Task details
Report every line from the material that contains the word "instructions".
[start of Entries]
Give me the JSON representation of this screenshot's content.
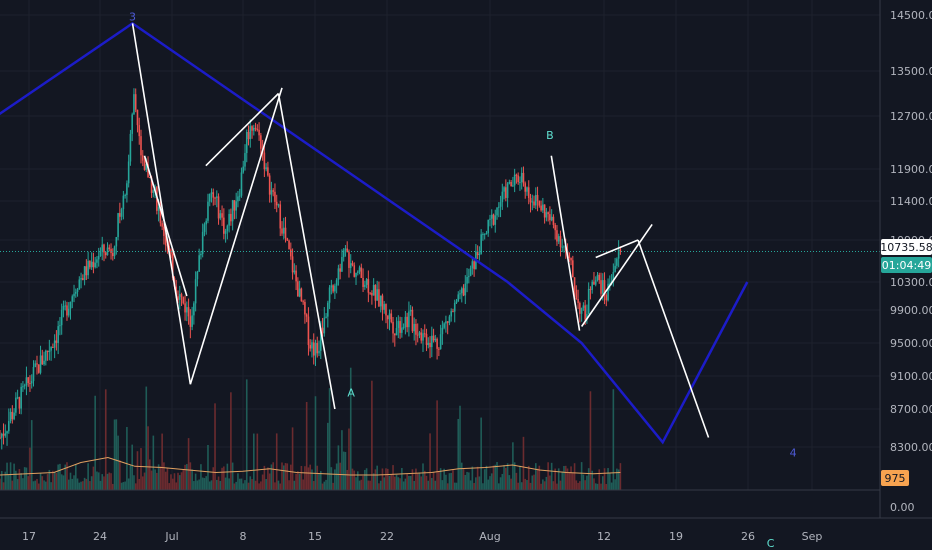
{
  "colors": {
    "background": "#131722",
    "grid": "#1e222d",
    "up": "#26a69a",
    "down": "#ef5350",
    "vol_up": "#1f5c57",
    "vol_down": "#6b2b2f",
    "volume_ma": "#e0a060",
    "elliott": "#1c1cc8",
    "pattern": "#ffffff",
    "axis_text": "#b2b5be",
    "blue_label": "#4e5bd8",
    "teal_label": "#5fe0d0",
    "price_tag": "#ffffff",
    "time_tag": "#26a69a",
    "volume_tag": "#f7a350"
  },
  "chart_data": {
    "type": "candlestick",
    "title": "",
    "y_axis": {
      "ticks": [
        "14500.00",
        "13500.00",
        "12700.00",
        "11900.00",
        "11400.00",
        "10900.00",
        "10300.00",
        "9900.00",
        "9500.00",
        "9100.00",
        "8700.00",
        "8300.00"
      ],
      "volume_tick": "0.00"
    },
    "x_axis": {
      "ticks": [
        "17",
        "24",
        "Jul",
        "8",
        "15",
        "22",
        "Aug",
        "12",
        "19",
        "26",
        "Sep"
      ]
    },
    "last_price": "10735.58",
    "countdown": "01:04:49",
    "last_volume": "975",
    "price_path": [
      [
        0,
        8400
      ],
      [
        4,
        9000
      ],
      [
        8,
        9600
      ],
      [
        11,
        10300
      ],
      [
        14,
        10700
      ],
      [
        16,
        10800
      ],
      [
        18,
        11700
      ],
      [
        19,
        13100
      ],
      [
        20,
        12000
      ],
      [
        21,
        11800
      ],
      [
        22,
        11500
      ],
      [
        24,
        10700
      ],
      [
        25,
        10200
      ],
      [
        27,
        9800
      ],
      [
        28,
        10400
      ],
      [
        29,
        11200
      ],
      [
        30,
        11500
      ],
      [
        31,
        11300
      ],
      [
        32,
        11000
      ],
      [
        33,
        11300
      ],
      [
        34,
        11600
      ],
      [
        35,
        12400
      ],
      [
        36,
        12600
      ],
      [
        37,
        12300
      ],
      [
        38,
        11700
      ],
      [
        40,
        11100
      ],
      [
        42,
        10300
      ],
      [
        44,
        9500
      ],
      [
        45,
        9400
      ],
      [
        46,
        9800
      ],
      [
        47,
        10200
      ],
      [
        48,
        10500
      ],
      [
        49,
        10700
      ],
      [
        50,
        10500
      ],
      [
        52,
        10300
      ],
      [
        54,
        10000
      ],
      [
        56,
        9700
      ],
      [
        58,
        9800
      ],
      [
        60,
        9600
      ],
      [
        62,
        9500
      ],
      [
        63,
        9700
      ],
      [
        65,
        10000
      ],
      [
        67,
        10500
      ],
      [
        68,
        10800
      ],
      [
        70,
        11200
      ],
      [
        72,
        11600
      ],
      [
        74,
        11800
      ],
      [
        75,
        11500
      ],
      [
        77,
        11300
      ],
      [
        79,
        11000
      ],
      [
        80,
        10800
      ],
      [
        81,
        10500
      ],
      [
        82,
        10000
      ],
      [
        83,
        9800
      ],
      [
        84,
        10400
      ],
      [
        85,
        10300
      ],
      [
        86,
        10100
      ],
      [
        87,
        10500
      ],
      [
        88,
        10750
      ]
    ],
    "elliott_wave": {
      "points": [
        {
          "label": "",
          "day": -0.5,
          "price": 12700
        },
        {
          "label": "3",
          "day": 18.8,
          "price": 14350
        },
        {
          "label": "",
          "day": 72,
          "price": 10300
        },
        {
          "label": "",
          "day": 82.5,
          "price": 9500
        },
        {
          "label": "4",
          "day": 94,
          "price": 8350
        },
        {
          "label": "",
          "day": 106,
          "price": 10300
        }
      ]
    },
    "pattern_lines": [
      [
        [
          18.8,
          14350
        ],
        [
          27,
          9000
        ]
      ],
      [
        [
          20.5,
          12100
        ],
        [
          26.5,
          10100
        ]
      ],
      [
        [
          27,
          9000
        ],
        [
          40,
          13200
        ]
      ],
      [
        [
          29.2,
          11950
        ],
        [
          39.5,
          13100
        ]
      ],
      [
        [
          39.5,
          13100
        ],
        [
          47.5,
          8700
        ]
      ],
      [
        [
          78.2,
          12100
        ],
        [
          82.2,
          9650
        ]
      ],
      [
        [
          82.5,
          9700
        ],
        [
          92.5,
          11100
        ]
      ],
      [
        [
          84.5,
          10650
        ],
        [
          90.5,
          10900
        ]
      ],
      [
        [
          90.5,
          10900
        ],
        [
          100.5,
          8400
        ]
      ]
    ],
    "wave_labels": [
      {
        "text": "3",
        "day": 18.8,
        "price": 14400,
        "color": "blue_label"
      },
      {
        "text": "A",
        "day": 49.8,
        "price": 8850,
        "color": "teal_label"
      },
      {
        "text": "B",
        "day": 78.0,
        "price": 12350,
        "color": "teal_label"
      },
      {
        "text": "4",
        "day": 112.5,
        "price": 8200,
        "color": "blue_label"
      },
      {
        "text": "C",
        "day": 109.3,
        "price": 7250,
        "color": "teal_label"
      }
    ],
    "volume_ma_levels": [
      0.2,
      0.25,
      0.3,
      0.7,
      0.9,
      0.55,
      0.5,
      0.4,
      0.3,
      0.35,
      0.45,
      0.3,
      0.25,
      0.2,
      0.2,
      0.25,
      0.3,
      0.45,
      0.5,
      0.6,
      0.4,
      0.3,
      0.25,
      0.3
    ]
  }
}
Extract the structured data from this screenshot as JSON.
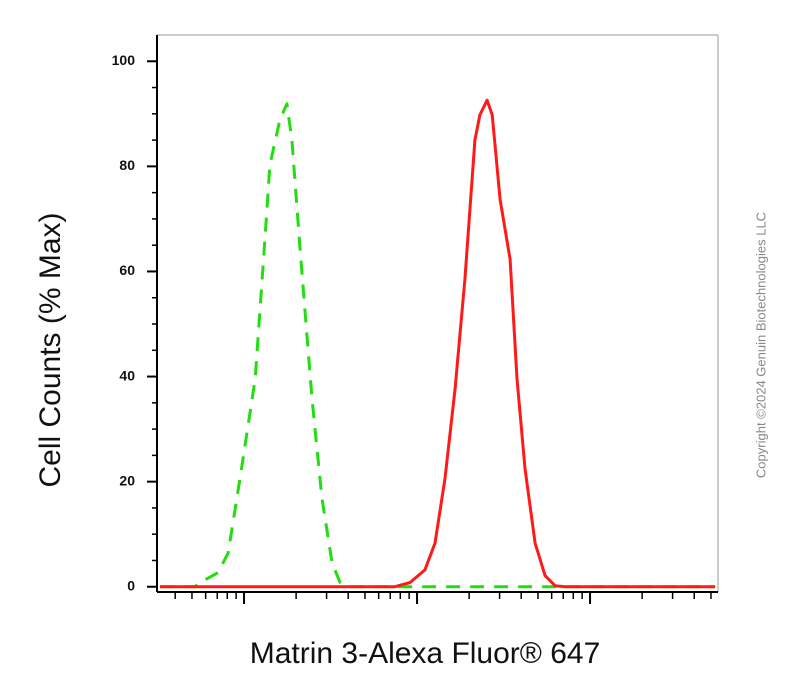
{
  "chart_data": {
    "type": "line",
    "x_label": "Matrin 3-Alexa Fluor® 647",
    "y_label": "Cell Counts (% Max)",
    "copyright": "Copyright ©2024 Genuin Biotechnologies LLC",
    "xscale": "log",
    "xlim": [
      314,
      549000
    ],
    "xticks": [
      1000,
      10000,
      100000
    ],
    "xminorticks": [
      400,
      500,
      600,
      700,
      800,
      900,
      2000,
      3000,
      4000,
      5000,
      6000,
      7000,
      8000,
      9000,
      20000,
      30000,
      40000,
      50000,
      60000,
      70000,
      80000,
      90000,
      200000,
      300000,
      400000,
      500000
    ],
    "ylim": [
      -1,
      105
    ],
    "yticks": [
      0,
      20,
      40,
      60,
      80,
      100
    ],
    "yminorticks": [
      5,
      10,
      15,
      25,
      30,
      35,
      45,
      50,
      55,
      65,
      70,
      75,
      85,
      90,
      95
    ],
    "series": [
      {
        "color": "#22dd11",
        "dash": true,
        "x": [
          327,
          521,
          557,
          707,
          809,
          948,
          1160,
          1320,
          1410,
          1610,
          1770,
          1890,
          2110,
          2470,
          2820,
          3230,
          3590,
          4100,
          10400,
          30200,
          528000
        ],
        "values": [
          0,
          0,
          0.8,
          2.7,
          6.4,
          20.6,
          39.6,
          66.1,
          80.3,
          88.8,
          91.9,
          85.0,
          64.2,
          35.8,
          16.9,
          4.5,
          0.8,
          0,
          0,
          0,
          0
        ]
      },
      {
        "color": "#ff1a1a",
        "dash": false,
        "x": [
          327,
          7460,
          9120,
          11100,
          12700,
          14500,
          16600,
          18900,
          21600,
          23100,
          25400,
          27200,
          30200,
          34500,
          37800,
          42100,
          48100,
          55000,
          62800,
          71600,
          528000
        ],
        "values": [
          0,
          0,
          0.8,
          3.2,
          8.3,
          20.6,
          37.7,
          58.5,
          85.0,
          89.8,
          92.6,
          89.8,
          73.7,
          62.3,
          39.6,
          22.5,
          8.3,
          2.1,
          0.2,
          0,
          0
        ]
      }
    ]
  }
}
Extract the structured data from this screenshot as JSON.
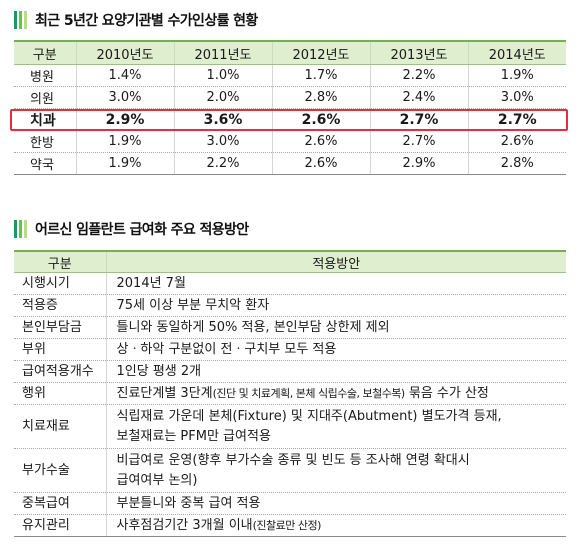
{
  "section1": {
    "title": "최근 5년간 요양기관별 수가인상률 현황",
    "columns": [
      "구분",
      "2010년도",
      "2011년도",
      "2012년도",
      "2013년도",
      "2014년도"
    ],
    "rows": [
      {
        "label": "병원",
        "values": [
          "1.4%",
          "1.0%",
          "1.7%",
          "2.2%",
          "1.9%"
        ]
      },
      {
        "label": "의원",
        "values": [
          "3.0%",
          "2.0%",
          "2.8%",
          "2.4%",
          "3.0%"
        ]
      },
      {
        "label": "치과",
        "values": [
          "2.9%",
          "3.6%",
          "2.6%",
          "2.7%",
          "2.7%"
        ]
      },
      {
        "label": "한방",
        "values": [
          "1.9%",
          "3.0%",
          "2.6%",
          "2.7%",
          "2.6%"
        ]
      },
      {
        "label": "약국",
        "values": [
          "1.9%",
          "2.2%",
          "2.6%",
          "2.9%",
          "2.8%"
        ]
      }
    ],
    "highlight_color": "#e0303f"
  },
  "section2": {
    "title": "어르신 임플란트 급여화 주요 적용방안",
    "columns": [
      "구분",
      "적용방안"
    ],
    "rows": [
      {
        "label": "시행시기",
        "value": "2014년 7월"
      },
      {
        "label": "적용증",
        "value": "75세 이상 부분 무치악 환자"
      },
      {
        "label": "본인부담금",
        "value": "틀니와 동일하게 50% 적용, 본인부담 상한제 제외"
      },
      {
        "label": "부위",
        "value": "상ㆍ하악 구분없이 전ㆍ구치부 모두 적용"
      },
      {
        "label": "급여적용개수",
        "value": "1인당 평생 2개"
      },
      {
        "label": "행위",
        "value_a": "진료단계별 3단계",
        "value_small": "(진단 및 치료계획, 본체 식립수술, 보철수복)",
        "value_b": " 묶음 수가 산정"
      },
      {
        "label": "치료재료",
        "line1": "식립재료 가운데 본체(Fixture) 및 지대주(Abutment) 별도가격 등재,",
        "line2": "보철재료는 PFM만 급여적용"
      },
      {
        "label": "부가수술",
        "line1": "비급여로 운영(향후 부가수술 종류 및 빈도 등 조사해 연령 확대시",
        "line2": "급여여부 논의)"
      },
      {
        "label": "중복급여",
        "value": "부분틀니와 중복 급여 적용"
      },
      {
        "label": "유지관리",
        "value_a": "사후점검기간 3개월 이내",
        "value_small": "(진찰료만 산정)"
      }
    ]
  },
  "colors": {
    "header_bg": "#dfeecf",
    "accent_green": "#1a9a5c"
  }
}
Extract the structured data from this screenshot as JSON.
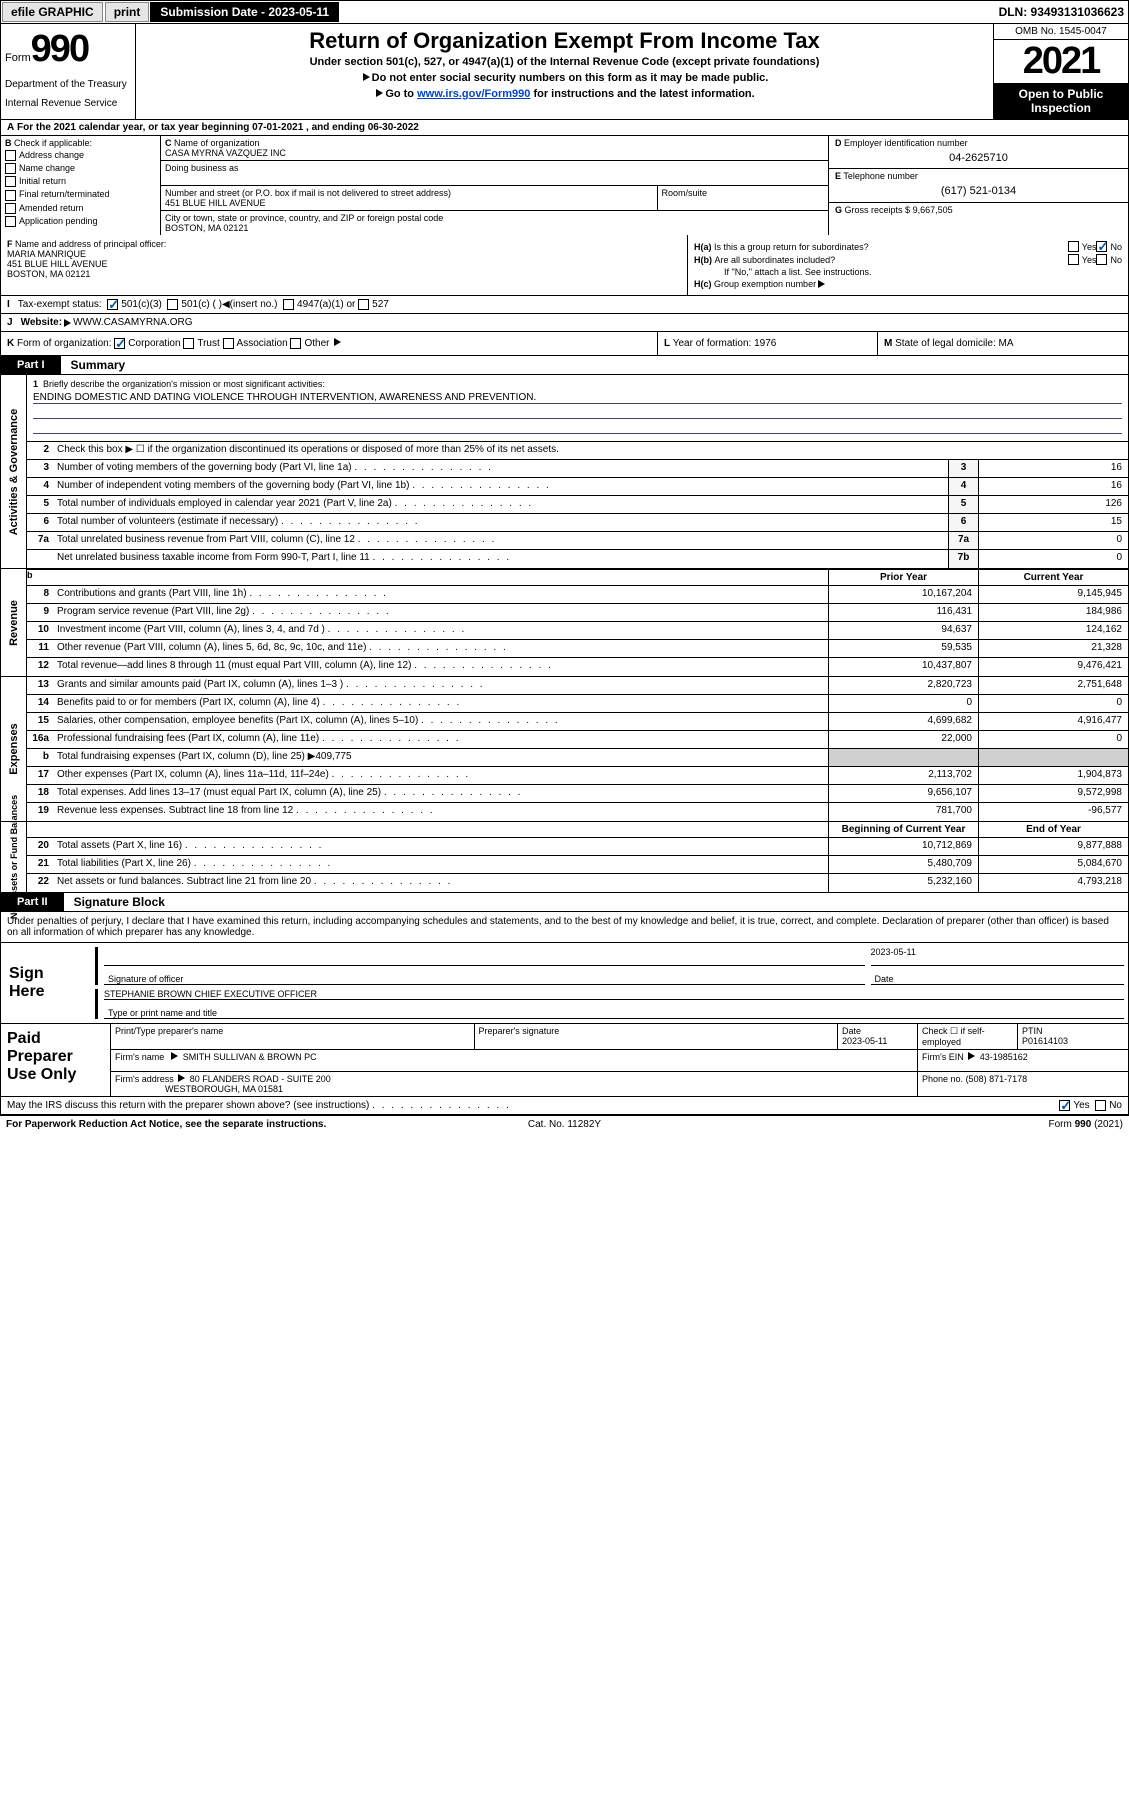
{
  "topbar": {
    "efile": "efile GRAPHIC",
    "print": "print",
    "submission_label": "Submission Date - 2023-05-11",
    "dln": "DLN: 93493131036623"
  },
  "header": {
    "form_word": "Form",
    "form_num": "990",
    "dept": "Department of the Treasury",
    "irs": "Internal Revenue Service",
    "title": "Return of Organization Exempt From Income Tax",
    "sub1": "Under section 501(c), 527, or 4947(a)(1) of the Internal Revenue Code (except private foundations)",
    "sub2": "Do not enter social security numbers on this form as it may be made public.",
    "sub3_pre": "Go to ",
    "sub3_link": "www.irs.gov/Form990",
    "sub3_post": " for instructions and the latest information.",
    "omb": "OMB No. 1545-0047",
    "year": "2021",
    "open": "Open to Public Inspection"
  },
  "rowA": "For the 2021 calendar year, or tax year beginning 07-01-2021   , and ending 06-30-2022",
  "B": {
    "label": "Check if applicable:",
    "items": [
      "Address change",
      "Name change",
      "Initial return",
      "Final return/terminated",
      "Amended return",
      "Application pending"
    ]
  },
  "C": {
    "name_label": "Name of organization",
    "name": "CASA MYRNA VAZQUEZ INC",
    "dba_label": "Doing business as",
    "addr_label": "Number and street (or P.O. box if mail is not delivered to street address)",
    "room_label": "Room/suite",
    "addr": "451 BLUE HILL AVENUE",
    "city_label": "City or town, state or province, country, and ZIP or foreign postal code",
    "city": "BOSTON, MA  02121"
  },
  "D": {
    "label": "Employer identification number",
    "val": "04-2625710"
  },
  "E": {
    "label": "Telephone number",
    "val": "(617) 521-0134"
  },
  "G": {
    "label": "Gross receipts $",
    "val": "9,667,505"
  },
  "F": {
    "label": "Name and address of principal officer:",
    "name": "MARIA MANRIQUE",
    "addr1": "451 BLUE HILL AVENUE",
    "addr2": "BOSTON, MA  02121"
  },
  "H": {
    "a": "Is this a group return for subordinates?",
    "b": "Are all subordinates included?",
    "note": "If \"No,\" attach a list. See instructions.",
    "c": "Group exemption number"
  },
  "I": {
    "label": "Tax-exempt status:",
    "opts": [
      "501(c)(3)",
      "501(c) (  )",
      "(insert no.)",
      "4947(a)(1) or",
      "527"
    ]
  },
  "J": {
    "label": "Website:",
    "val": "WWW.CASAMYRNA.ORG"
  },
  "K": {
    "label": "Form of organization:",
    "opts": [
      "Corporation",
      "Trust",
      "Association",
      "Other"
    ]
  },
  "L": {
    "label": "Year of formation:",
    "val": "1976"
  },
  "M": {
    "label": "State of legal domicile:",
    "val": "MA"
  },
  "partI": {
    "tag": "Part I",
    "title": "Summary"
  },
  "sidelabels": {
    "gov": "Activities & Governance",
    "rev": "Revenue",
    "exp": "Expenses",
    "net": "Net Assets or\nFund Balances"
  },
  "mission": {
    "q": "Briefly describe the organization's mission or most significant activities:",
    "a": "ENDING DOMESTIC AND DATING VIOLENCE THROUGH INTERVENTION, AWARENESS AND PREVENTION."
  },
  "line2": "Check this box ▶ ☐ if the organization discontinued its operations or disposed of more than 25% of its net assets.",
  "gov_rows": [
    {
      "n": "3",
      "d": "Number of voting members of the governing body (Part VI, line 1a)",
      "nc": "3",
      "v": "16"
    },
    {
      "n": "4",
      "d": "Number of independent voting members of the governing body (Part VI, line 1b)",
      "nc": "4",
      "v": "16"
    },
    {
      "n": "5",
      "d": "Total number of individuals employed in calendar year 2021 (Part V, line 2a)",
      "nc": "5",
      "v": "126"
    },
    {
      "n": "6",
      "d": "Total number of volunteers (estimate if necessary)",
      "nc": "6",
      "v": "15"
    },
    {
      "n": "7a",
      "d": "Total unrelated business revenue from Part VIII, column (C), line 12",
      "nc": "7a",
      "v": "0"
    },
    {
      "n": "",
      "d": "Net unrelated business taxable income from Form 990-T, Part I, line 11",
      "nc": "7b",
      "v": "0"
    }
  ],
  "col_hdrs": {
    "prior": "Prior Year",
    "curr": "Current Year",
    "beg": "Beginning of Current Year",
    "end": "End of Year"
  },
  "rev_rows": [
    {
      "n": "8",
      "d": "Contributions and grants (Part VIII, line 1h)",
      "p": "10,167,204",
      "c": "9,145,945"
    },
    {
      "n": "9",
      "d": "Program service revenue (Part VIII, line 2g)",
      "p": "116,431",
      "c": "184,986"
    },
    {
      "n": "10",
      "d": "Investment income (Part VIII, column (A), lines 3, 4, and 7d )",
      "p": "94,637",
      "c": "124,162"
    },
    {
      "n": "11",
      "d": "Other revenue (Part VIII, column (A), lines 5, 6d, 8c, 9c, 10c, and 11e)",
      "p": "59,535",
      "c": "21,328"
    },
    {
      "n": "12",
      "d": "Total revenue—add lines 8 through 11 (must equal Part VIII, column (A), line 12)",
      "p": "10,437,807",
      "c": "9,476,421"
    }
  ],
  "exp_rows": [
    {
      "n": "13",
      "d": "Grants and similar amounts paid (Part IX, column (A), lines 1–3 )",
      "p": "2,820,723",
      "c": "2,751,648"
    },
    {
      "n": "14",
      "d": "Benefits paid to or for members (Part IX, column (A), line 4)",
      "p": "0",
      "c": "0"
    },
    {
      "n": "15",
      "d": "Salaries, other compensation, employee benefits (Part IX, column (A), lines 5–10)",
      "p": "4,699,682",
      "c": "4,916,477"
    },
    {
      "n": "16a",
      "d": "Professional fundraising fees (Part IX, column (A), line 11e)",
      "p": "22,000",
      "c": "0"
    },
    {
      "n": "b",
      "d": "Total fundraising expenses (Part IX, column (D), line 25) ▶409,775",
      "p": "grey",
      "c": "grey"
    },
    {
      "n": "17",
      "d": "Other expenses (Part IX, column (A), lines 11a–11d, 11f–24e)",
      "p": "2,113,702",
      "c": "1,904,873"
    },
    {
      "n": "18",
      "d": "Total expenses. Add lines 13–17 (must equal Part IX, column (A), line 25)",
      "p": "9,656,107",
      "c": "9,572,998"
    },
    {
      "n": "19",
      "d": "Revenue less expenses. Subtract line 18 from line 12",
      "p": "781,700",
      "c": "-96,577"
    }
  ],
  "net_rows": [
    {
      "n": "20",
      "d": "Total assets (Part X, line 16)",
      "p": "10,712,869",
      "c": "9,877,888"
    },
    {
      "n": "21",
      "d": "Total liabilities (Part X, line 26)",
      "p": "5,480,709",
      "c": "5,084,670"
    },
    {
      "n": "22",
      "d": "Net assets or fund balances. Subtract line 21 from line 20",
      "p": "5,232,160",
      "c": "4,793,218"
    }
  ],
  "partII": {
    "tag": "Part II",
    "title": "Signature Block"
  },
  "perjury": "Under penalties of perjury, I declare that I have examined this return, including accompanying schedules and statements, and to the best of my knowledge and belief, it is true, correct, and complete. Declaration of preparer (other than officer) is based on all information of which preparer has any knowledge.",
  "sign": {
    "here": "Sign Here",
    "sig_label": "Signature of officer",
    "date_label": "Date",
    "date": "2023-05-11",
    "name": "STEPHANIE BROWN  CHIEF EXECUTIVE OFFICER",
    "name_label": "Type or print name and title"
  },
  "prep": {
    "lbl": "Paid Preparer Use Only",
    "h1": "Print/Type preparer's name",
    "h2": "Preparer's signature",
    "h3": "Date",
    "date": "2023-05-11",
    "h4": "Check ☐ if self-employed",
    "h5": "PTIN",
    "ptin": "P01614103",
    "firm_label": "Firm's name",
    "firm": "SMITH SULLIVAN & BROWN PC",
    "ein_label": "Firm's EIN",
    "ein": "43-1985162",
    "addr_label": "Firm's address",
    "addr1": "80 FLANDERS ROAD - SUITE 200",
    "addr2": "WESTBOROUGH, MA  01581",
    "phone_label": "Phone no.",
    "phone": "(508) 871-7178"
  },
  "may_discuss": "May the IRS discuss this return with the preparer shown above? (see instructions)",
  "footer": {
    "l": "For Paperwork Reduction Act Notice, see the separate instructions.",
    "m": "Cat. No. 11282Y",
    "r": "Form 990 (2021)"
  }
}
[end of Entries]
Written response
    "sub3_post": " for instructions and the latest information.",
    "note": "If \"No,\" attach a list. See instructions.",
  "may_discuss": "May the IRS discuss this return with the preparer shown above? (see instructions)",
    "l": "For Paperwork Reduction Act Notice, see the separate instructions.",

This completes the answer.